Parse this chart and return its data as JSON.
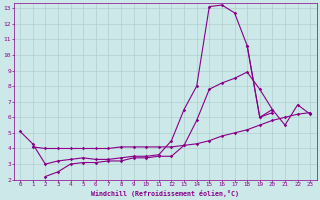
{
  "bg_color": "#cde8e8",
  "line_color": "#880088",
  "grid_color": "#b0d0cc",
  "xlabel": "Windchill (Refroidissement éolien,°C)",
  "xlim": [
    -0.5,
    23.5
  ],
  "ylim": [
    2,
    13.3
  ],
  "yticks": [
    2,
    3,
    4,
    5,
    6,
    7,
    8,
    9,
    10,
    11,
    12,
    13
  ],
  "xticks": [
    0,
    1,
    2,
    3,
    4,
    5,
    6,
    7,
    8,
    9,
    10,
    11,
    12,
    13,
    14,
    15,
    16,
    17,
    18,
    19,
    20,
    21,
    22,
    23
  ],
  "series": [
    {
      "x": [
        0,
        1,
        2,
        3,
        4,
        5,
        6,
        7,
        8,
        9,
        10,
        11,
        12,
        13,
        14,
        15,
        16,
        17,
        18,
        19,
        20
      ],
      "y": [
        5.1,
        4.3,
        3.0,
        3.2,
        3.3,
        3.4,
        3.3,
        3.3,
        3.4,
        3.5,
        3.5,
        3.6,
        4.5,
        6.5,
        8.0,
        13.1,
        13.2,
        12.7,
        10.6,
        6.0,
        6.3
      ]
    },
    {
      "x": [
        2,
        3,
        4,
        5,
        6,
        7,
        8,
        9,
        10,
        11,
        12,
        13,
        14,
        15,
        16,
        17,
        18,
        19,
        20
      ],
      "y": [
        2.2,
        2.5,
        3.0,
        3.1,
        3.1,
        3.2,
        3.2,
        3.4,
        3.4,
        3.5,
        3.5,
        4.2,
        5.8,
        7.8,
        8.2,
        8.5,
        8.9,
        7.8,
        6.5
      ]
    },
    {
      "x": [
        18,
        19,
        20,
        21,
        22,
        23
      ],
      "y": [
        10.6,
        6.0,
        6.5,
        5.5,
        6.8,
        6.2
      ]
    },
    {
      "x": [
        1,
        2,
        3,
        4,
        5,
        6,
        7,
        8,
        9,
        10,
        11,
        12,
        13,
        14,
        15,
        16,
        17,
        18,
        19,
        20,
        21,
        22,
        23
      ],
      "y": [
        4.1,
        4.0,
        4.0,
        4.0,
        4.0,
        4.0,
        4.0,
        4.1,
        4.1,
        4.1,
        4.1,
        4.1,
        4.2,
        4.3,
        4.5,
        4.8,
        5.0,
        5.2,
        5.5,
        5.8,
        6.0,
        6.2,
        6.3
      ]
    }
  ]
}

★ ★ ★ ★ ★

### Set exercise
Copy all the records above exactly, but leave out the pictures.

### Answer to the problem
Parse this chart and return its data as JSON.
{
  "bg_color": "#cde8e8",
  "line_color": "#880088",
  "grid_color": "#b0d0cc",
  "xlabel": "Windchill (Refroidissement éolien,°C)",
  "xlim": [
    -0.5,
    23.5
  ],
  "ylim": [
    2,
    13.3
  ],
  "yticks": [
    2,
    3,
    4,
    5,
    6,
    7,
    8,
    9,
    10,
    11,
    12,
    13
  ],
  "xticks": [
    0,
    1,
    2,
    3,
    4,
    5,
    6,
    7,
    8,
    9,
    10,
    11,
    12,
    13,
    14,
    15,
    16,
    17,
    18,
    19,
    20,
    21,
    22,
    23
  ],
  "series": [
    {
      "x": [
        0,
        1,
        2,
        3,
        4,
        5,
        6,
        7,
        8,
        9,
        10,
        11,
        12,
        13,
        14,
        15,
        16,
        17,
        18,
        19,
        20
      ],
      "y": [
        5.1,
        4.3,
        3.0,
        3.2,
        3.3,
        3.4,
        3.3,
        3.3,
        3.4,
        3.5,
        3.5,
        3.6,
        4.5,
        6.5,
        8.0,
        13.1,
        13.2,
        12.7,
        10.6,
        6.0,
        6.3
      ]
    },
    {
      "x": [
        2,
        3,
        4,
        5,
        6,
        7,
        8,
        9,
        10,
        11,
        12,
        13,
        14,
        15,
        16,
        17,
        18,
        19,
        20
      ],
      "y": [
        2.2,
        2.5,
        3.0,
        3.1,
        3.1,
        3.2,
        3.2,
        3.4,
        3.4,
        3.5,
        3.5,
        4.2,
        5.8,
        7.8,
        8.2,
        8.5,
        8.9,
        7.8,
        6.5
      ]
    },
    {
      "x": [
        18,
        19,
        20,
        21,
        22,
        23
      ],
      "y": [
        10.6,
        6.0,
        6.5,
        5.5,
        6.8,
        6.2
      ]
    },
    {
      "x": [
        1,
        2,
        3,
        4,
        5,
        6,
        7,
        8,
        9,
        10,
        11,
        12,
        13,
        14,
        15,
        16,
        17,
        18,
        19,
        20,
        21,
        22,
        23
      ],
      "y": [
        4.1,
        4.0,
        4.0,
        4.0,
        4.0,
        4.0,
        4.0,
        4.1,
        4.1,
        4.1,
        4.1,
        4.1,
        4.2,
        4.3,
        4.5,
        4.8,
        5.0,
        5.2,
        5.5,
        5.8,
        6.0,
        6.2,
        6.3
      ]
    }
  ]
}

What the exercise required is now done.